> _Records to process_:
▬▬▬

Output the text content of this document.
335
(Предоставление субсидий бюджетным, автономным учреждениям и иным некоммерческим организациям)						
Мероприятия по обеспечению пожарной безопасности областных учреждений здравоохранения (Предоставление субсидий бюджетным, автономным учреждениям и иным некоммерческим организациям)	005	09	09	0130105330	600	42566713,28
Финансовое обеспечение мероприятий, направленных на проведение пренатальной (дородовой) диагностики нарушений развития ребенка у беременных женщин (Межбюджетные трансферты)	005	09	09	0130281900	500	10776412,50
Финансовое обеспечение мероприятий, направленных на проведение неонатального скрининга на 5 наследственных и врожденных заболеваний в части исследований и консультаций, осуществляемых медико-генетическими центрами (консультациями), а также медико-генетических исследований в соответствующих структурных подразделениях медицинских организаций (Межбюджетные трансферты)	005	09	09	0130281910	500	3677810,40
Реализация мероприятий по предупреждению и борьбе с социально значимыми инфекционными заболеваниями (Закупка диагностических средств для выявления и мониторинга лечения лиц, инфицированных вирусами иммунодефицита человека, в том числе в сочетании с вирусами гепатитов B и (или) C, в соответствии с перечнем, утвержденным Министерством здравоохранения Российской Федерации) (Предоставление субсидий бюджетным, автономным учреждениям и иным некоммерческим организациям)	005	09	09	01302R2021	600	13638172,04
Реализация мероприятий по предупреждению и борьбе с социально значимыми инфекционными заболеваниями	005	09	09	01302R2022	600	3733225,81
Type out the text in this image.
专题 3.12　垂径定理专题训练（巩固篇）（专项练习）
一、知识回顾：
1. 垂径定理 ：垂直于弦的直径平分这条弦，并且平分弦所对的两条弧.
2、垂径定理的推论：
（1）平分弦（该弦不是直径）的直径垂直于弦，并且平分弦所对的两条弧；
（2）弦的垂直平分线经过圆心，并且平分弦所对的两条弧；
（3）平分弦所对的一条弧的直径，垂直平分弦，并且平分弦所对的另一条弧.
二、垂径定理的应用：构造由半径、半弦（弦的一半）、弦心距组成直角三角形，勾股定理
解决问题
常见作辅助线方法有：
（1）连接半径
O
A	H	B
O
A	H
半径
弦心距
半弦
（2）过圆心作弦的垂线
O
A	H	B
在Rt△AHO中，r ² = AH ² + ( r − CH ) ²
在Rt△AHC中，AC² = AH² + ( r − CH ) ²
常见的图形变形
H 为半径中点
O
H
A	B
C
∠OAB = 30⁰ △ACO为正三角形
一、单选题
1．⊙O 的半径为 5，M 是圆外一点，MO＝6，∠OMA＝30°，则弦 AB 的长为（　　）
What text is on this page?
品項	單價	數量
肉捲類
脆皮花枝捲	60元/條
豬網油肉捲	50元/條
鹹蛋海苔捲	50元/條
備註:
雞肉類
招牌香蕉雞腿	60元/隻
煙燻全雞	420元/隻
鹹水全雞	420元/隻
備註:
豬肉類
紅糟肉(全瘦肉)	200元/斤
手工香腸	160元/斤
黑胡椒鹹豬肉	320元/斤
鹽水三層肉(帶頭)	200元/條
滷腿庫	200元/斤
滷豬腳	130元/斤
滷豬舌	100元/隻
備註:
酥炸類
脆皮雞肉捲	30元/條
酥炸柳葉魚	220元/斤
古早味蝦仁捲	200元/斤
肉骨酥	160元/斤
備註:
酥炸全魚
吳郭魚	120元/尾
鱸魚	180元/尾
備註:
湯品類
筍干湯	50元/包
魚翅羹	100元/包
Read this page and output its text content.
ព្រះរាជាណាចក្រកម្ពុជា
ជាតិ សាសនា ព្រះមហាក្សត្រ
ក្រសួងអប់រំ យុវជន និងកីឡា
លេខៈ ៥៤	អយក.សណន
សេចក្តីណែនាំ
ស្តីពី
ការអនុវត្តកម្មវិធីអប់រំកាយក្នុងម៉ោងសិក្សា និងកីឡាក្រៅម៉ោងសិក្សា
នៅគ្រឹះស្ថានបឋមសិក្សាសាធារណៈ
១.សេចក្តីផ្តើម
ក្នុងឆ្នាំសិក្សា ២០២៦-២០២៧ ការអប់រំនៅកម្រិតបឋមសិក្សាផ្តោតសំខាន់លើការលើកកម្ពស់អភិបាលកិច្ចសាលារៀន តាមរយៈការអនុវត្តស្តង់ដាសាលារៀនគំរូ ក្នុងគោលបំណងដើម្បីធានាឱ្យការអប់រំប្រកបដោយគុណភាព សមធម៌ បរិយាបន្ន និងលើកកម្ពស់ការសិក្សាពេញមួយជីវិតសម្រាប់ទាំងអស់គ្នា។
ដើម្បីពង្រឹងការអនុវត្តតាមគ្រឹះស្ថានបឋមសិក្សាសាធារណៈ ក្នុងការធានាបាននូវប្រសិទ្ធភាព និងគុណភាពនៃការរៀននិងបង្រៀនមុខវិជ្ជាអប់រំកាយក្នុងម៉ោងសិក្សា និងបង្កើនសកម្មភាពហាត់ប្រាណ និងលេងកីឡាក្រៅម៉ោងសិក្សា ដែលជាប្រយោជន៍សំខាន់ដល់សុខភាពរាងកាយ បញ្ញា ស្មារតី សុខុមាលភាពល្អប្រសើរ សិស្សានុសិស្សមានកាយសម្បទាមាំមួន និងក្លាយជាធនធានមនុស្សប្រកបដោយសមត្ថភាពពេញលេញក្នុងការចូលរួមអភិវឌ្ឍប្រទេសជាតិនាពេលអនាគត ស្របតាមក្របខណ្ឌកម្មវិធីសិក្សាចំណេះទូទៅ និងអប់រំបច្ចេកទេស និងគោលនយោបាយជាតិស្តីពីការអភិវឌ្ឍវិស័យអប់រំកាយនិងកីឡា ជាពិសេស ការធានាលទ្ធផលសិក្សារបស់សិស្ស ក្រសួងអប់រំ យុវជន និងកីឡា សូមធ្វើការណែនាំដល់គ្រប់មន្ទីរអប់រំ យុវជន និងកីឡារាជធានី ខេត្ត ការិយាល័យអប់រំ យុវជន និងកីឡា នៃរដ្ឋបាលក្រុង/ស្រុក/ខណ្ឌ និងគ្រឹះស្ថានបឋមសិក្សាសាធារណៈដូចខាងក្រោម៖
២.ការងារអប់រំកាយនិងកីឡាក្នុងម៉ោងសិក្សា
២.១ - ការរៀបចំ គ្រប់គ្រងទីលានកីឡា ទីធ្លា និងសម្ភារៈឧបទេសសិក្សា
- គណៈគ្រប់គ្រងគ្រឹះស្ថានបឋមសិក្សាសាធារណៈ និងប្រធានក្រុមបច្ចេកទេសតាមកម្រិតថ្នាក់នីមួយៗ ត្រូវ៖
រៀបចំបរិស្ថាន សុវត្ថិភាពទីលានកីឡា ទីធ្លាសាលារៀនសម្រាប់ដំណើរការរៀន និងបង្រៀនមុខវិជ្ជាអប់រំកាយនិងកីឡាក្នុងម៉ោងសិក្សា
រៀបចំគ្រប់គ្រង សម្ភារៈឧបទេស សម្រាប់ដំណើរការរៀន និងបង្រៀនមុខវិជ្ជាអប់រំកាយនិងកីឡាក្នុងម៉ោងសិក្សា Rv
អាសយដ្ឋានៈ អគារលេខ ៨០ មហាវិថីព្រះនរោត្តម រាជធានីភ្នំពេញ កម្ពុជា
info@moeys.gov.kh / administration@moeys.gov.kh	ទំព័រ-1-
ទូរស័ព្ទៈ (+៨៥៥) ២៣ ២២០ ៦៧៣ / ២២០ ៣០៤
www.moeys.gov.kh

▬▬▬

> _What is being asked_:
Return the material exactly as it stands.

> _Task output_:
Output the text content of this document.
335
(Предоставление субсидий бюджетным, автономным учреждениям и иным некоммерческим организациям)						
Мероприятия по обеспечению пожарной безопасности областных учреждений здравоохранения (Предоставление субсидий бюджетным, автономным учреждениям и иным некоммерческим организациям)	005	09	09	0130105330	600	42566713,28
Финансовое обеспечение мероприятий, направленных на проведение пренатальной (дородовой) диагностики нарушений развития ребенка у беременных женщин (Межбюджетные трансферты)	005	09	09	0130281900	500	10776412,50
Финансовое обеспечение мероприятий, направленных на проведение неонатального скрининга на 5 наследственных и врожденных заболеваний в части исследований и консультаций, осуществляемых медико-генетическими центрами (консультациями), а также медико-генетических исследований в соответствующих структурных подразделениях медицинских организаций (Межбюджетные трансферты)	005	09	09	0130281910	500	3677810,40
Реализация мероприятий по предупреждению и борьбе с социально значимыми инфекционными заболеваниями (Закупка диагностических средств для выявления и мониторинга лечения лиц, инфицированных вирусами иммунодефицита человека, в том числе в сочетании с вирусами гепатитов B и (или) C, в соответствии с перечнем, утвержденным Министерством здравоохранения Российской Федерации) (Предоставление субсидий бюджетным, автономным учреждениям и иным некоммерческим организациям)	005	09	09	01302R2021	600	13638172,04
Реализация мероприятий по предупреждению и борьбе с социально значимыми инфекционными заболеваниями	005	09	09	01302R2022	600	3733225,81
Type out the text in this image.
专题 3.12　垂径定理专题训练（巩固篇）（专项练习）
一、知识回顾：
1. 垂径定理 ：垂直于弦的直径平分这条弦，并且平分弦所对的两条弧.
2、垂径定理的推论：
（1）平分弦（该弦不是直径）的直径垂直于弦，并且平分弦所对的两条弧；
（2）弦的垂直平分线经过圆心，并且平分弦所对的两条弧；
（3）平分弦所对的一条弧的直径，垂直平分弦，并且平分弦所对的另一条弧.
二、垂径定理的应用：构造由半径、半弦（弦的一半）、弦心距组成直角三角形，勾股定理
解决问题
常见作辅助线方法有：
（1）连接半径
O
A	H	B
O
A	H
半径
弦心距
半弦
（2）过圆心作弦的垂线
O
A	H	B
在Rt△AHO中，r ² = AH ² + ( r − CH ) ²
在Rt△AHC中，AC² = AH² + ( r − CH ) ²
常见的图形变形
H 为半径中点
O
H
A	B
C
∠OAB = 30⁰ △ACO为正三角形
一、单选题
1．⊙O 的半径为 5，M 是圆外一点，MO＝6，∠OMA＝30°，则弦 AB 的长为（　　）
What text is on this page?
品項	單價	數量
肉捲類
脆皮花枝捲	60元/條
豬網油肉捲	50元/條
鹹蛋海苔捲	50元/條
備註:
雞肉類
招牌香蕉雞腿	60元/隻
煙燻全雞	420元/隻
鹹水全雞	420元/隻
備註:
豬肉類
紅糟肉(全瘦肉)	200元/斤
手工香腸	160元/斤
黑胡椒鹹豬肉	320元/斤
鹽水三層肉(帶頭)	200元/條
滷腿庫	200元/斤
滷豬腳	130元/斤
滷豬舌	100元/隻
備註:
酥炸類
脆皮雞肉捲	30元/條
酥炸柳葉魚	220元/斤
古早味蝦仁捲	200元/斤
肉骨酥	160元/斤
備註:
酥炸全魚
吳郭魚	120元/尾
鱸魚	180元/尾
備註:
湯品類
筍干湯	50元/包
魚翅羹	100元/包
Read this page and output its text content.
ព្រះរាជាណាចក្រកម្ពុជា
ជាតិ សាសនា ព្រះមហាក្សត្រ
ក្រសួងអប់រំ យុវជន និងកីឡា
លេខៈ ៥៤	អយក.សណន
សេចក្តីណែនាំ
ស្តីពី
ការអនុវត្តកម្មវិធីអប់រំកាយក្នុងម៉ោងសិក្សា និងកីឡាក្រៅម៉ោងសិក្សា
នៅគ្រឹះស្ថានបឋមសិក្សាសាធារណៈ
១.សេចក្តីផ្តើម
ក្នុងឆ្នាំសិក្សា ២០២៦-២០២៧ ការអប់រំនៅកម្រិតបឋមសិក្សាផ្តោតសំខាន់លើការលើកកម្ពស់អភិបាលកិច្ចសាលារៀន តាមរយៈការអនុវត្តស្តង់ដាសាលារៀនគំរូ ក្នុងគោលបំណងដើម្បីធានាឱ្យការអប់រំប្រកបដោយគុណភាព សមធម៌ បរិយាបន្ន និងលើកកម្ពស់ការសិក្សាពេញមួយជីវិតសម្រាប់ទាំងអស់គ្នា។
ដើម្បីពង្រឹងការអនុវត្តតាមគ្រឹះស្ថានបឋមសិក្សាសាធារណៈ ក្នុងការធានាបាននូវប្រសិទ្ធភាព និងគុណភាពនៃការរៀននិងបង្រៀនមុខវិជ្ជាអប់រំកាយក្នុងម៉ោងសិក្សា និងបង្កើនសកម្មភាពហាត់ប្រាណ និងលេងកីឡាក្រៅម៉ោងសិក្សា ដែលជាប្រយោជន៍សំខាន់ដល់សុខភាពរាងកាយ បញ្ញា ស្មារតី សុខុមាលភាពល្អប្រសើរ សិស្សានុសិស្សមានកាយសម្បទាមាំមួន និងក្លាយជាធនធានមនុស្សប្រកបដោយសមត្ថភាពពេញលេញក្នុងការចូលរួមអភិវឌ្ឍប្រទេសជាតិនាពេលអនាគត ស្របតាមក្របខណ្ឌកម្មវិធីសិក្សាចំណេះទូទៅ និងអប់រំបច្ចេកទេស និងគោលនយោបាយជាតិស្តីពីការអភិវឌ្ឍវិស័យអប់រំកាយនិងកីឡា ជាពិសេស ការធានាលទ្ធផលសិក្សារបស់សិស្ស ក្រសួងអប់រំ យុវជន និងកីឡា សូមធ្វើការណែនាំដល់គ្រប់មន្ទីរអប់រំ យុវជន និងកីឡារាជធានី ខេត្ត ការិយាល័យអប់រំ យុវជន និងកីឡា នៃរដ្ឋបាលក្រុង/ស្រុក/ខណ្ឌ និងគ្រឹះស្ថានបឋមសិក្សាសាធារណៈដូចខាងក្រោម៖
២.ការងារអប់រំកាយនិងកីឡាក្នុងម៉ោងសិក្សា
២.១ - ការរៀបចំ គ្រប់គ្រងទីលានកីឡា ទីធ្លា និងសម្ភារៈឧបទេសសិក្សា
- គណៈគ្រប់គ្រងគ្រឹះស្ថានបឋមសិក្សាសាធារណៈ និងប្រធានក្រុមបច្ចេកទេសតាមកម្រិតថ្នាក់នីមួយៗ ត្រូវ៖
រៀបចំបរិស្ថាន សុវត្ថិភាពទីលានកីឡា ទីធ្លាសាលារៀនសម្រាប់ដំណើរការរៀន និងបង្រៀនមុខវិជ្ជាអប់រំកាយនិងកីឡាក្នុងម៉ោងសិក្សា
រៀបចំគ្រប់គ្រង សម្ភារៈឧបទេស សម្រាប់ដំណើរការរៀន និងបង្រៀនមុខវិជ្ជាអប់រំកាយនិងកីឡាក្នុងម៉ោងសិក្សា Rv
អាសយដ្ឋានៈ អគារលេខ ៨០ មហាវិថីព្រះនរោត្តម រាជធានីភ្នំពេញ កម្ពុជា
info@moeys.gov.kh / administration@moeys.gov.kh	ទំព័រ-1-
ទូរស័ព្ទៈ (+៨៥៥) ២៣ ២២០ ៦៧៣ / ២២០ ៣០៤
www.moeys.gov.kh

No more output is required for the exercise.